▶ **Tasks**:
1. Retype the passage below on slow rug pull NFT scams, starting at "Scammers use psychological" and ending at "questions and criticism.".
2. According to the passage below on slow rug pull NFT scams, how much do most traders struggle to earn?
3. Using the passage below on slow rug pull NFT scams, decide whether each statement agrees with it, answering yes or no and quoting the deciding words:
(a) Scammers work to have skeptics and questioners regarded as "fudders."
(b) PlasBit has issued tokens to its users.
(c) A small daily gain can produce exponential profits through compound interest.

─── Document section ───

Social Consensus and Totalitarianism

Scammers use psychological and social tactics to ensure that all those who are skeptical about a project decision or who ask questions are perceived as "fudders" and destroyers of the project. If there is no critical spirit in the community and it is not possible to ask questions without being attacked, then it is very likely that all conversations are piloted by one side of the contributors and the team in order to make a good, trusting atmosphere in the project always be perceived, discouraging questions and criticism.

Slow Rug Pull NFT Scam

Protect Yourself from Slow Rug Pull NFT Scams and Improve Your Security

After delving into how to recognize a slow rug pull NFT scam and what manipulative tactics scammers use to influence you into making ill-advised investment decisions, it is time to recap the important points to remember so that you do not end up a victim of such a scam again.

  • If something is too good to be true, it probably is: If a project or investment looks like it could be extremely profitable in the short term, then leave it alone. Most traders struggle to earn 1 percent a day; don't think you can do better. Also, remember not to be stingy, because even a small daily gain can lead to exponential profits through compound interest. This is also a reason why PlasBit has never and will never issue tokens or encourage reckless investments to its users.

─── Data extracts ───

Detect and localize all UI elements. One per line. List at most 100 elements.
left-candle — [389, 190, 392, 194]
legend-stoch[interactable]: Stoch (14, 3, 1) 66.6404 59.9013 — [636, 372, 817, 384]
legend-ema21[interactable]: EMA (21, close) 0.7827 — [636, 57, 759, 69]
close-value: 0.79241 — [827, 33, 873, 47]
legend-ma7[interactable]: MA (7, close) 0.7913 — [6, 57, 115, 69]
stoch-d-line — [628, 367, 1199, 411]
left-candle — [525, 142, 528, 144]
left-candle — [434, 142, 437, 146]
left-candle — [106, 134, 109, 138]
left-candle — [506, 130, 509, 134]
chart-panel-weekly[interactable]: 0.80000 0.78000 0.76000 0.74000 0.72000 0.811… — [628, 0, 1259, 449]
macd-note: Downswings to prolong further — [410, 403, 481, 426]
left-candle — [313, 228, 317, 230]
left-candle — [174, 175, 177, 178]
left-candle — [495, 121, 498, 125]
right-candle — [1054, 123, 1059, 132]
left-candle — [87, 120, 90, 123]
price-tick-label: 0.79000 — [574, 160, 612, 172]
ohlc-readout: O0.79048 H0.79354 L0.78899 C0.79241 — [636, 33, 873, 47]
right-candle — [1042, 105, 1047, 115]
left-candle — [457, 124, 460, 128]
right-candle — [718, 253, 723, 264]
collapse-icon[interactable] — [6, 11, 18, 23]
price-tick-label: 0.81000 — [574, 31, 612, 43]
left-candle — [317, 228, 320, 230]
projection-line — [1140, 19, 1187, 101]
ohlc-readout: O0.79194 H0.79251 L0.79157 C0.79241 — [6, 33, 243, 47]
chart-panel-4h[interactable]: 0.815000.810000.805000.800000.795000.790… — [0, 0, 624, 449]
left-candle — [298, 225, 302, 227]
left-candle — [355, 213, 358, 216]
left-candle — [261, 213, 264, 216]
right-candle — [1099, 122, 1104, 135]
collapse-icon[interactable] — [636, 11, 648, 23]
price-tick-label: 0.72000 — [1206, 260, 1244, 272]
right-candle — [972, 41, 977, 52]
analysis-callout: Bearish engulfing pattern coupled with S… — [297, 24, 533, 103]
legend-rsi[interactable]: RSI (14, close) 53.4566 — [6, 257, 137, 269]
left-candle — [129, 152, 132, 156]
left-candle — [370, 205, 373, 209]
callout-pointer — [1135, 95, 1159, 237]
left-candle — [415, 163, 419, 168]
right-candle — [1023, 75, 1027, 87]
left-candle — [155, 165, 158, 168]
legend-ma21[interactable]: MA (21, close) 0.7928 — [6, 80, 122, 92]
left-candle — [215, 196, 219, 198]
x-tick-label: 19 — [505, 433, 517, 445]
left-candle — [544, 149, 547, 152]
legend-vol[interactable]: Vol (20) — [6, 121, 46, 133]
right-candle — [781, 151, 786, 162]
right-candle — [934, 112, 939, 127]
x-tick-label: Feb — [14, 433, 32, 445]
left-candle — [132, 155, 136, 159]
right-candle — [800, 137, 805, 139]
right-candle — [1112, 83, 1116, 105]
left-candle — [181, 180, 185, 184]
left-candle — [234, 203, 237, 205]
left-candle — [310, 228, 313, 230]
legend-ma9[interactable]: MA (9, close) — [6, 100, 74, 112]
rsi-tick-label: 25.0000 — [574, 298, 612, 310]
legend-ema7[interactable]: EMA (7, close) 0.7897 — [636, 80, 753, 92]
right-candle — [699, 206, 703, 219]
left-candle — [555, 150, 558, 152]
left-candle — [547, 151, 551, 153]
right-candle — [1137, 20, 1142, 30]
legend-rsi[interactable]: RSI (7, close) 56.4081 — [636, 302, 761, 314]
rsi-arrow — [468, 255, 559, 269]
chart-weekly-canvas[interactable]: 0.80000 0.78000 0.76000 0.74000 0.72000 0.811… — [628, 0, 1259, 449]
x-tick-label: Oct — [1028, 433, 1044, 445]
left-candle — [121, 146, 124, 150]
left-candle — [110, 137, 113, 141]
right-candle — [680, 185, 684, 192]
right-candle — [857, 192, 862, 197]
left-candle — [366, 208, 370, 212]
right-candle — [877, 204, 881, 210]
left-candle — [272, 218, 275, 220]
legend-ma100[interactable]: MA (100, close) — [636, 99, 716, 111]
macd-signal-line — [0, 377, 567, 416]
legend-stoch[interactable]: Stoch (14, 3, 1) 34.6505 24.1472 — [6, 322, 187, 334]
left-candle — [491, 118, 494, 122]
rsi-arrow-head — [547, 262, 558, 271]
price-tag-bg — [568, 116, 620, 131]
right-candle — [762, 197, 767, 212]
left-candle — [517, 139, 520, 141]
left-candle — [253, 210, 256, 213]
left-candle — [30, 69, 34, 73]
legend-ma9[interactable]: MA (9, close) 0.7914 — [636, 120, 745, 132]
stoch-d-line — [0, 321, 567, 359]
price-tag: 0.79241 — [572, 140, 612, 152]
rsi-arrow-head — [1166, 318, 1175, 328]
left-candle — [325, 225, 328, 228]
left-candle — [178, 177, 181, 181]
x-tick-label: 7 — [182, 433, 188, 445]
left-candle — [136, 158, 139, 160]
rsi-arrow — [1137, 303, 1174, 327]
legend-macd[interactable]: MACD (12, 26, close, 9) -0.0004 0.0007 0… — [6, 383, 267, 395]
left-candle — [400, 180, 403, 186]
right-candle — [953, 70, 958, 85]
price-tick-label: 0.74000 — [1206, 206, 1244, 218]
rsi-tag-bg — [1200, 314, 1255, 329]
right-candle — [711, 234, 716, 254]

───

▶ **Responses in order**:
1.
Scammers use psychological and social tactics to ensure that all those who are skeptical about a project decision or who ask questions are perceived as "fudders" and destroyers of the project. If there is no critical spirit in the community and it is not possible to ask questions without being attacked, then it is very likely that all conversations are piloted by one side of the contributors and the team in order to make a good, trusting atmosphere in the project always be perceived, discouraging questions and criticism.

2. Most traders struggle to earn 1 percent a day.

3.
(a) Yes: "ensure that all those who are skeptical about a project decision or who ask questions are perceived as "fudders" and destroyers of the project"
(b) No: "PlasBit has never and will never issue tokens"
(c) Yes: "even a small daily gain can lead to exponential profits through compound interest"